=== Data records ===

*-*-*

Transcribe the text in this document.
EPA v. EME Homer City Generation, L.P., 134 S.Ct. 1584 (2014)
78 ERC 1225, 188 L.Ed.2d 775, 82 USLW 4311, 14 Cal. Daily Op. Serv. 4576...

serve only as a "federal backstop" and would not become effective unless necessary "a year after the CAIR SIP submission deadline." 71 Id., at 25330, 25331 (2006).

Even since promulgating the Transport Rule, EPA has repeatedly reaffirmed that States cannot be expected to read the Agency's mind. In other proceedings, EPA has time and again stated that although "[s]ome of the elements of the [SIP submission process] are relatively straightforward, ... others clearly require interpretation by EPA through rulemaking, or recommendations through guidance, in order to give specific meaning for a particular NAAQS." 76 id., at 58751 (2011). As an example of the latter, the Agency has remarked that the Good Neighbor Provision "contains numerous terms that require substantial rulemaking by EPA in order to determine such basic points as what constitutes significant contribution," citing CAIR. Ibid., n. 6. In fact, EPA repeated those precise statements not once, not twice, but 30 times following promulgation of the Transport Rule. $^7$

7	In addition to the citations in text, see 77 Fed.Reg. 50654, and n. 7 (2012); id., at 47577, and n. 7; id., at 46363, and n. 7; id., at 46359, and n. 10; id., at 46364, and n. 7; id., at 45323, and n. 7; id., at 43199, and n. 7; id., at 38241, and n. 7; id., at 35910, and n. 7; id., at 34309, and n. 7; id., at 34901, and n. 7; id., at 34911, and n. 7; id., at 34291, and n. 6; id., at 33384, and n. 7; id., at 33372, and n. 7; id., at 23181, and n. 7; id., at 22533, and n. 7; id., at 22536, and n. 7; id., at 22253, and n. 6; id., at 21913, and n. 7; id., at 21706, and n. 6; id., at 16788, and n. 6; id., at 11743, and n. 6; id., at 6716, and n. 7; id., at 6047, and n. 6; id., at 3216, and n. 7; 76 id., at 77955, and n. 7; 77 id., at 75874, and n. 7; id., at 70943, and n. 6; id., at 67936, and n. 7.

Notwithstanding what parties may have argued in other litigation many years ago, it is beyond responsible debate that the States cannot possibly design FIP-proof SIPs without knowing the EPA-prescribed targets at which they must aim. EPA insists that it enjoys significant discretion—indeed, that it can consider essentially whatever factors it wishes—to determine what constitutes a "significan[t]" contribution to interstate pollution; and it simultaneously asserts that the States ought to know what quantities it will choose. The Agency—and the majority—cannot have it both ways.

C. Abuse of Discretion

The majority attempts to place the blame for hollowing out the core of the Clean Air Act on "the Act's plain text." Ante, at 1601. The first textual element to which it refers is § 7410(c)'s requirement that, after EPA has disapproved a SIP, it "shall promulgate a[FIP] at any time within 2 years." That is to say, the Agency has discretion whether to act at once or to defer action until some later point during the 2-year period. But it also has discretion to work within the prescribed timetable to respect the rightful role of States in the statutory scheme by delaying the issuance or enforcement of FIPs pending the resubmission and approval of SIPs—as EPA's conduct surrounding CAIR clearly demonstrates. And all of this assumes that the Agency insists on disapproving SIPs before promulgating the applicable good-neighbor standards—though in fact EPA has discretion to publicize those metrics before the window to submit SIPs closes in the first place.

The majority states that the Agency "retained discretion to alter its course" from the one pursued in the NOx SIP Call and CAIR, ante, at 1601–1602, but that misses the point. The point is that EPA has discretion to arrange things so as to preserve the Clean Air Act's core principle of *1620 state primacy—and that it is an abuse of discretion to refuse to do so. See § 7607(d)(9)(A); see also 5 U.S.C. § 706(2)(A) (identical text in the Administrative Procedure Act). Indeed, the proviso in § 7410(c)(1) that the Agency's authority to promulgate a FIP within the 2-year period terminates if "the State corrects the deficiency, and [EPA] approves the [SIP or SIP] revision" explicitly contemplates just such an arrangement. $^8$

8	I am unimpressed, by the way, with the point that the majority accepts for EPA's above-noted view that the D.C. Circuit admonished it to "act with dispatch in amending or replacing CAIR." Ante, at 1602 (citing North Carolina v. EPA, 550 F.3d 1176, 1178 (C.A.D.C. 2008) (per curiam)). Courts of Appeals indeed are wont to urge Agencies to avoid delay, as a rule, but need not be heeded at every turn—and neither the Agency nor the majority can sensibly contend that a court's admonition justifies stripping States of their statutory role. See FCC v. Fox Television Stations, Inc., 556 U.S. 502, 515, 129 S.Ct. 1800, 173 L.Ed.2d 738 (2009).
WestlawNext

*-*-*

=== To be done ===
Output the records exactly, including every line.

=== Finished exercise ===
Transcribe the text in this document.
EPA v. EME Homer City Generation, L.P., 134 S.Ct. 1584 (2014)
78 ERC 1225, 188 L.Ed.2d 775, 82 USLW 4311, 14 Cal. Daily Op. Serv. 4576...

serve only as a "federal backstop" and would not become effective unless necessary "a year after the CAIR SIP submission deadline." 71 Id., at 25330, 25331 (2006).

Even since promulgating the Transport Rule, EPA has repeatedly reaffirmed that States cannot be expected to read the Agency's mind. In other proceedings, EPA has time and again stated that although "[s]ome of the elements of the [SIP submission process] are relatively straightforward, ... others clearly require interpretation by EPA through rulemaking, or recommendations through guidance, in order to give specific meaning for a particular NAAQS." 76 id., at 58751 (2011). As an example of the latter, the Agency has remarked that the Good Neighbor Provision "contains numerous terms that require substantial rulemaking by EPA in order to determine such basic points as what constitutes significant contribution," citing CAIR. Ibid., n. 6. In fact, EPA repeated those precise statements not once, not twice, but 30 times following promulgation of the Transport Rule. $^7$

7	In addition to the citations in text, see 77 Fed.Reg. 50654, and n. 7 (2012); id., at 47577, and n. 7; id., at 46363, and n. 7; id., at 46359, and n. 10; id., at 46364, and n. 7; id., at 45323, and n. 7; id., at 43199, and n. 7; id., at 38241, and n. 7; id., at 35910, and n. 7; id., at 34309, and n. 7; id., at 34901, and n. 7; id., at 34911, and n. 7; id., at 34291, and n. 6; id., at 33384, and n. 7; id., at 33372, and n. 7; id., at 23181, and n. 7; id., at 22533, and n. 7; id., at 22536, and n. 7; id., at 22253, and n. 6; id., at 21913, and n. 7; id., at 21706, and n. 6; id., at 16788, and n. 6; id., at 11743, and n. 6; id., at 6716, and n. 7; id., at 6047, and n. 6; id., at 3216, and n. 7; 76 id., at 77955, and n. 7; 77 id., at 75874, and n. 7; id., at 70943, and n. 6; id., at 67936, and n. 7.

Notwithstanding what parties may have argued in other litigation many years ago, it is beyond responsible debate that the States cannot possibly design FIP-proof SIPs without knowing the EPA-prescribed targets at which they must aim. EPA insists that it enjoys significant discretion—indeed, that it can consider essentially whatever factors it wishes—to determine what constitutes a "significan[t]" contribution to interstate pollution; and it simultaneously asserts that the States ought to know what quantities it will choose. The Agency—and the majority—cannot have it both ways.

C. Abuse of Discretion

The majority attempts to place the blame for hollowing out the core of the Clean Air Act on "the Act's plain text." Ante, at 1601. The first textual element to which it refers is § 7410(c)'s requirement that, after EPA has disapproved a SIP, it "shall promulgate a[FIP] at any time within 2 years." That is to say, the Agency has discretion whether to act at once or to defer action until some later point during the 2-year period. But it also has discretion to work within the prescribed timetable to respect the rightful role of States in the statutory scheme by delaying the issuance or enforcement of FIPs pending the resubmission and approval of SIPs—as EPA's conduct surrounding CAIR clearly demonstrates. And all of this assumes that the Agency insists on disapproving SIPs before promulgating the applicable good-neighbor standards—though in fact EPA has discretion to publicize those metrics before the window to submit SIPs closes in the first place.

The majority states that the Agency "retained discretion to alter its course" from the one pursued in the NOx SIP Call and CAIR, ante, at 1601–1602, but that misses the point. The point is that EPA has discretion to arrange things so as to preserve the Clean Air Act's core principle of *1620 state primacy—and that it is an abuse of discretion to refuse to do so. See § 7607(d)(9)(A); see also 5 U.S.C. § 706(2)(A) (identical text in the Administrative Procedure Act). Indeed, the proviso in § 7410(c)(1) that the Agency's authority to promulgate a FIP within the 2-year period terminates if "the State corrects the deficiency, and [EPA] approves the [SIP or SIP] revision" explicitly contemplates just such an arrangement. $^8$

8	I am unimpressed, by the way, with the point that the majority accepts for EPA's above-noted view that the D.C. Circuit admonished it to "act with dispatch in amending or replacing CAIR." Ante, at 1602 (citing North Carolina v. EPA, 550 F.3d 1176, 1178 (C.A.D.C. 2008) (per curiam)). Courts of Appeals indeed are wont to urge Agencies to avoid delay, as a rule, but need not be heeded at every turn—and neither the Agency nor the majority can sensibly contend that a court's admonition justifies stripping States of their statutory role. See FCC v. Fox Television Stations, Inc., 556 U.S. 502, 515, 129 S.Ct. 1800, 173 L.Ed.2d 738 (2009).
WestlawNext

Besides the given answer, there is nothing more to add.